— Begin Excerpted records —

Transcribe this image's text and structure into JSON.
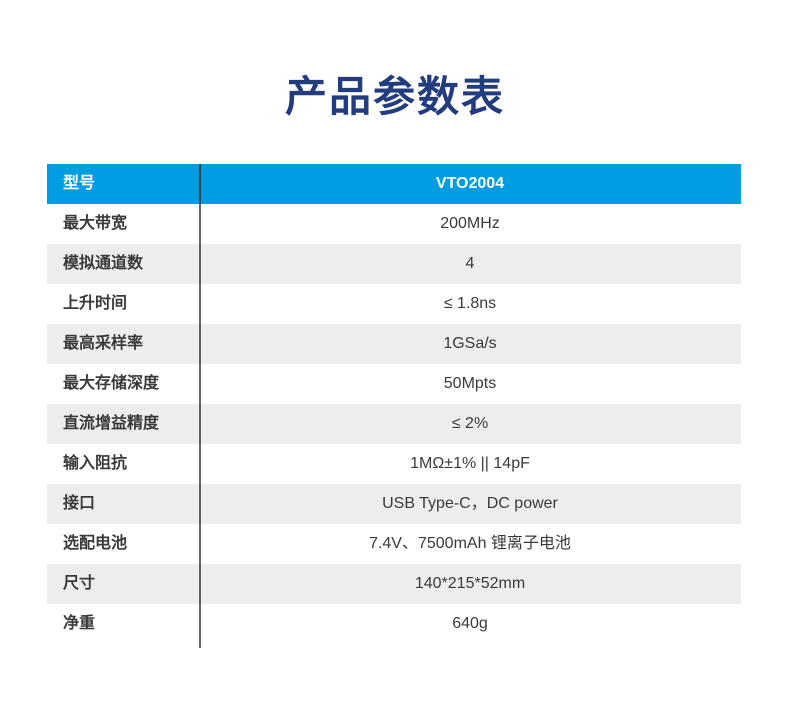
{
  "page": {
    "title": "产品参数表"
  },
  "colors": {
    "title_text": "#233c7d",
    "header_bg": "#009de2",
    "header_text": "#ffffff",
    "alt_row_bg": "#ededed",
    "body_text": "#3a3a3a",
    "column_divider": "#2a2a2e"
  },
  "table": {
    "header": {
      "label": "型号",
      "value": "VTO2004"
    },
    "rows": [
      {
        "label": "最大带宽",
        "value": "200MHz"
      },
      {
        "label": "模拟通道数",
        "value": "4"
      },
      {
        "label": "上升时间",
        "value": "≤ 1.8ns"
      },
      {
        "label": "最高采样率",
        "value": "1GSa/s"
      },
      {
        "label": "最大存储深度",
        "value": "50Mpts"
      },
      {
        "label": "直流增益精度",
        "value": "≤ 2%"
      },
      {
        "label": "输入阻抗",
        "value": "1MΩ±1% || 14pF"
      },
      {
        "label": "接口",
        "value": "USB Type-C，DC power"
      },
      {
        "label": "选配电池",
        "value": "7.4V、7500mAh 锂离子电池"
      },
      {
        "label": "尺寸",
        "value": "140*215*52mm"
      },
      {
        "label": "净重",
        "value": "640g"
      }
    ]
  }
}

— End Excerpted records —

Task objective — Among the lines above, count those containing the word "label" and give nothing but the result.

Solution to this exercise — 12